╭─ Document segment

New technique reveals secrets of amyloid

Amyloid fibrils are characteristic of diseases like Alzheimer’s, Parkinson’s and type 2 diabetes, but how they form is unclear – now researchers are using a special analytical technique to establish how fibrils form.

The technique – ion mobility spectrometry-mass spectrometry (IMS-MS) – has enabled scientists for the first time to identify drugs to prevent, treat or halt the progression of conditions involving amyloid fibrils.

Unlike most techniques which only look at the mass of proteins or its make-up in terms of amino acids, IMS-MS allows scientists to measure the mass and shape of a protein, and watch its unfolding process. It also means they can study amyloid formation, and identify what might stop the assembly process.

Researchers from the University of Leeds’ Astbury Centre for Structural Molecular Biology and faculty of biological sciences used the technique to resolve the intermediates of amyloid assembly. Their work – published in nature Chemical Biology – found that the antibiotic rifamycin SV was able to prevent the protein ß2microglobulin (ß2m) from forming fibrils.

“We’re fortunate to be one of the few universities in the UK able to use IMS-MS to study amyloid fibril formation,” said Alison Ashcroft, professor of biomolecular mass spectrometry. “Although fibrils take years to develop in the body, we are able to ‘grow’ them in hours in the lab.”

“By using IMS-MS to help us map exactly how they are formed, we can better understand the mechanism by which it happens and – we hope – find ways to stop it.”

In their normal, folded state, proteins are unable to link together to form fibrils, but as they unfold, they expose areas which can bind together, forming small groups of two or three. These then link into longer strands and twist together to form fibrils.

Researchers found that rifamycin SV prevents protein fibril formation by binding to an unfolded protein molecule with a particular shape, which can be used as a target for inhibitors of fibril assembly. It inhibits ß2m fibrillation by binding distinct monomeric conformers, disfavouring oligomer formation and diverting the course of assembly to the formation of spherical aggregates.

Ligand binding to distinct states diverts aggregation of amyloid-forming protein.

╰─

*Questions on the material:*
1. Return, word for word, the part of the amyloid article that opens with the words containing "The technique –" and closes with "the assembly process.".
2. Condense the paragraph of the amyloid article that begins "In their normal, folded state" into a shorter version that keeps its main facts.

╭─ Provided material

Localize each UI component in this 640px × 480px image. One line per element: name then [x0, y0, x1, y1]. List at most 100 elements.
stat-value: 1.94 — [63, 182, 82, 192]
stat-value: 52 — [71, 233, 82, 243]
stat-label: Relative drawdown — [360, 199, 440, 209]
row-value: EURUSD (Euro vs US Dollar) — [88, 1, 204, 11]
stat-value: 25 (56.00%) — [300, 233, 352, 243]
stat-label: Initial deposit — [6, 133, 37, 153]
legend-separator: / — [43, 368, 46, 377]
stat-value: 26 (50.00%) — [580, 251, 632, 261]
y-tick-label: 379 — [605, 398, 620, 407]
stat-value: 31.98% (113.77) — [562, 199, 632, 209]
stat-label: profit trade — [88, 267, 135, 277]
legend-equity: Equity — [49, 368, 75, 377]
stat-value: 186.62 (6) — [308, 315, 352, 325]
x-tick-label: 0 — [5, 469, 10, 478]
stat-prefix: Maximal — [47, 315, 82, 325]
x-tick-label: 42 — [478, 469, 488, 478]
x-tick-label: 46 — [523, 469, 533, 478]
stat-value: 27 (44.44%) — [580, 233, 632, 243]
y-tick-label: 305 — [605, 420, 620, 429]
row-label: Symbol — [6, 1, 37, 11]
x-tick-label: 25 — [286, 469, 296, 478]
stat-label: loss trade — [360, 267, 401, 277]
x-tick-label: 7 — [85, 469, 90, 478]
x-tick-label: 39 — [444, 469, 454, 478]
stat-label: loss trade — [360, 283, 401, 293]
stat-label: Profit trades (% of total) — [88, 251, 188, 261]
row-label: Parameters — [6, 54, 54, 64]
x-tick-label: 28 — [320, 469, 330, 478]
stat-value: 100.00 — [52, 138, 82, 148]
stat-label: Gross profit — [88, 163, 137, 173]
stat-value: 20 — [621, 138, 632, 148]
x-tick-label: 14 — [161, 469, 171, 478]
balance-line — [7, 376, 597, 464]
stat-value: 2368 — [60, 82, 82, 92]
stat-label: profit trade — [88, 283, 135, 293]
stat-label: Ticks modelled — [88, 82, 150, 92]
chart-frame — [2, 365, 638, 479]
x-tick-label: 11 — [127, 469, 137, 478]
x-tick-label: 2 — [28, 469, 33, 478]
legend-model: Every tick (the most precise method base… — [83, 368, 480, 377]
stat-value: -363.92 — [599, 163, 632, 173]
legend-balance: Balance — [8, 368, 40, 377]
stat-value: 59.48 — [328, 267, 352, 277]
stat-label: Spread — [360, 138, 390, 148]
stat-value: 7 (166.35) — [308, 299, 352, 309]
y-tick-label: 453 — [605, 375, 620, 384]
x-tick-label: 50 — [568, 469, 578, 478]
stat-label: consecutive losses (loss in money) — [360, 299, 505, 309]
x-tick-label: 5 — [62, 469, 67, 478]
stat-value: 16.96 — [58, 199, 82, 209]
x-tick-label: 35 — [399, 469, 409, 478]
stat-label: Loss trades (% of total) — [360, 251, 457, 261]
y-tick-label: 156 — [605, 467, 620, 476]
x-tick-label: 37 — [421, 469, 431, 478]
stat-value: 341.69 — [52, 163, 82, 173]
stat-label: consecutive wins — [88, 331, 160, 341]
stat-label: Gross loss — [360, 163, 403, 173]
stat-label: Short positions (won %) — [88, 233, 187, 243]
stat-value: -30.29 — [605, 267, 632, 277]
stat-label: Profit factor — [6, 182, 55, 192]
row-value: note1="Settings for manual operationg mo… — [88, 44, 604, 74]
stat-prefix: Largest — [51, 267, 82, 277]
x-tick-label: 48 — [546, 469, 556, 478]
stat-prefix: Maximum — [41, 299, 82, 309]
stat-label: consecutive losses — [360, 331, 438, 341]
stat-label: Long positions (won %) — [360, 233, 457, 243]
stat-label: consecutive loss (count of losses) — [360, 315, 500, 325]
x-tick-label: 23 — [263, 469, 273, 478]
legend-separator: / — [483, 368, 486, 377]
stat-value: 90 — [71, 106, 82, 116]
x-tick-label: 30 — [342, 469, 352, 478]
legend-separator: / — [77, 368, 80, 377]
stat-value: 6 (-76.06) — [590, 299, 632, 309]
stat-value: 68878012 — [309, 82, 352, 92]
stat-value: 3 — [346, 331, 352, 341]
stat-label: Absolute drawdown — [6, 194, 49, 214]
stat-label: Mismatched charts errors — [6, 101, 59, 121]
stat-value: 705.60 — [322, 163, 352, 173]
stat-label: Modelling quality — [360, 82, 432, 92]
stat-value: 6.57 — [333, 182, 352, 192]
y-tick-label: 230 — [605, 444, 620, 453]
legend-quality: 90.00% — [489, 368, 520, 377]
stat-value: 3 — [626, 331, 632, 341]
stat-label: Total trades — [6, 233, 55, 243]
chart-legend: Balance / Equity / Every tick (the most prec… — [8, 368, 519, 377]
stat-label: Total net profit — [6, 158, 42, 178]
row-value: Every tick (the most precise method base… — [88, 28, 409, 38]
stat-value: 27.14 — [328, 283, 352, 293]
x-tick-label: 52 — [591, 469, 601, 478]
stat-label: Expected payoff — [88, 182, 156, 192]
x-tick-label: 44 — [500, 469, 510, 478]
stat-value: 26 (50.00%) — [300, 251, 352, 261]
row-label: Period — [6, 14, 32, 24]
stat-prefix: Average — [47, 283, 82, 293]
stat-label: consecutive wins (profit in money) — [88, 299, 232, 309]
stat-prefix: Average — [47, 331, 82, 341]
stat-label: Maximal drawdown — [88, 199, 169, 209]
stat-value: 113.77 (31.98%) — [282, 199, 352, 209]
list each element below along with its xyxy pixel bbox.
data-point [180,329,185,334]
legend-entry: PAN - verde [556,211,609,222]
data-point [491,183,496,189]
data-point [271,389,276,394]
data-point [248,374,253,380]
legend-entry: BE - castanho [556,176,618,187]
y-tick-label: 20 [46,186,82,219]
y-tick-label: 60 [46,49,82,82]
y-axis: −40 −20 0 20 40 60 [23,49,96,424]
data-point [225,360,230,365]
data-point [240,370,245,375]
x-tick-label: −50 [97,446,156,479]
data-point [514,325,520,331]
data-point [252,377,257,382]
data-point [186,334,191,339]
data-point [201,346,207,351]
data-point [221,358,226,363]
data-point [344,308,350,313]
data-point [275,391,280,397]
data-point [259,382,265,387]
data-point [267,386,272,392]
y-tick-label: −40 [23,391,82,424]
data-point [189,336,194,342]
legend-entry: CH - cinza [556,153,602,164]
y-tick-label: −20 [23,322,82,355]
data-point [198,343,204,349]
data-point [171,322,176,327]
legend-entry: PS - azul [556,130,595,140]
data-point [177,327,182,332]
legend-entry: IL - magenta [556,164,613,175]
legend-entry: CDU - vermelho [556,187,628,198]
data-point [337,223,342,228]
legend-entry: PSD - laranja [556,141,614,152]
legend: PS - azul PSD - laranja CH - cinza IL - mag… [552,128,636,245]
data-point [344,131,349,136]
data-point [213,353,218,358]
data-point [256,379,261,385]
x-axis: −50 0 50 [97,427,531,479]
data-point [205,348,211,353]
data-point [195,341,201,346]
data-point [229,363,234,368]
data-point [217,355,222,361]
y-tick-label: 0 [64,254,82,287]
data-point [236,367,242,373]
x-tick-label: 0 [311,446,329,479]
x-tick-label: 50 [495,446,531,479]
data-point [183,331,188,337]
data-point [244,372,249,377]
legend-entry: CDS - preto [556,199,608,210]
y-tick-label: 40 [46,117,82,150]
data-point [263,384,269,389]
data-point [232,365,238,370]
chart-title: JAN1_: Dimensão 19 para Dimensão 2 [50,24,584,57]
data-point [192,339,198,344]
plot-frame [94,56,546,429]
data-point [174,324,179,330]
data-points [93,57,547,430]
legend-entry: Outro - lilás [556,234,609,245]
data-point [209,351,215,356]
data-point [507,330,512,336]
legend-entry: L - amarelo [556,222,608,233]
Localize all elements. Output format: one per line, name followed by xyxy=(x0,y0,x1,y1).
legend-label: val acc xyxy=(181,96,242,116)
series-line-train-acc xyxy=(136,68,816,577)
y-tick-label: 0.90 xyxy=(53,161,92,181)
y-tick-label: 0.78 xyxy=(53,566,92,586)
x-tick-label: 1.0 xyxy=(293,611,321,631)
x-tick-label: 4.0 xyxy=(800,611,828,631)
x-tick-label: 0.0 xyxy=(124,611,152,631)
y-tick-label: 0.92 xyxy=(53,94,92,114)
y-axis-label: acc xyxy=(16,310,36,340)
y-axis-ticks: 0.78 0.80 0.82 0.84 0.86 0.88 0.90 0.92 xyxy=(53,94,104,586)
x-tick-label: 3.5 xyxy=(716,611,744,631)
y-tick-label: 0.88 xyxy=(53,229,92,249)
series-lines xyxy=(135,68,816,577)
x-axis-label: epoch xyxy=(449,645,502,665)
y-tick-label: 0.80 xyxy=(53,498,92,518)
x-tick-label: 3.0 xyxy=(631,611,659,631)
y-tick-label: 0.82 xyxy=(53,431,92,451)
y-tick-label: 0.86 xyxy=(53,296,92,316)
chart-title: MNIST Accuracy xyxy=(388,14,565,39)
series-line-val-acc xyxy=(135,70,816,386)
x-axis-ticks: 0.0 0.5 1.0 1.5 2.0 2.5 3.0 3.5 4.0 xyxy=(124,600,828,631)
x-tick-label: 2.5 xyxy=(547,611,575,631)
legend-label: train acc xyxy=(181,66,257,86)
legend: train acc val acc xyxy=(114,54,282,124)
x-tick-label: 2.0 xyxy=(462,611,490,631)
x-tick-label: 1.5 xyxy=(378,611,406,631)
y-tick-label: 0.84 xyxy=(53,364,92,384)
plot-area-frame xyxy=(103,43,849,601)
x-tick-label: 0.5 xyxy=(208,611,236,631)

╰─

*Outputs by task:*
1.
The technique – ion mobility spectrometry-mass spectrometry (IMS-MS) – has enabled scientists for the first time to identify drugs to prevent, treat or halt the progression of conditions involving amyloid fibrils.

Unlike most techniques which only look at the mass of proteins or its make-up in terms of amino acids, IMS-MS allows scientists to measure the mass and shape of a protein, and watch its unfolding process. It also means they can study amyloid formation, and identify what might stop the assembly process.

2. Folded proteins cannot link into fibrils. Unfolding exposes areas that bind together into groups of two or three, which link into longer strands that twist into fibrils.